§ **Data rows**:
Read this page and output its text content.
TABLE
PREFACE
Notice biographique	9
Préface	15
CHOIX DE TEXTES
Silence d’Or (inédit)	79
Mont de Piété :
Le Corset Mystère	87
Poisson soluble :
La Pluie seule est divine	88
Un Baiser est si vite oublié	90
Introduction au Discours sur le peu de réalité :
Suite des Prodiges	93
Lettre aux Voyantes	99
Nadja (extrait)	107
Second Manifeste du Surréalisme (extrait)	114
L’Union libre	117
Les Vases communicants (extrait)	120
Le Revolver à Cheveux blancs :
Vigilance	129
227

§ **Given task**: Look through the data and show every line containing "extrait".

§ **Correct result**:
Nadja (extrait)	107
Second Manifeste du Surréalisme (extrait)	114
Les Vases communicants (extrait)	120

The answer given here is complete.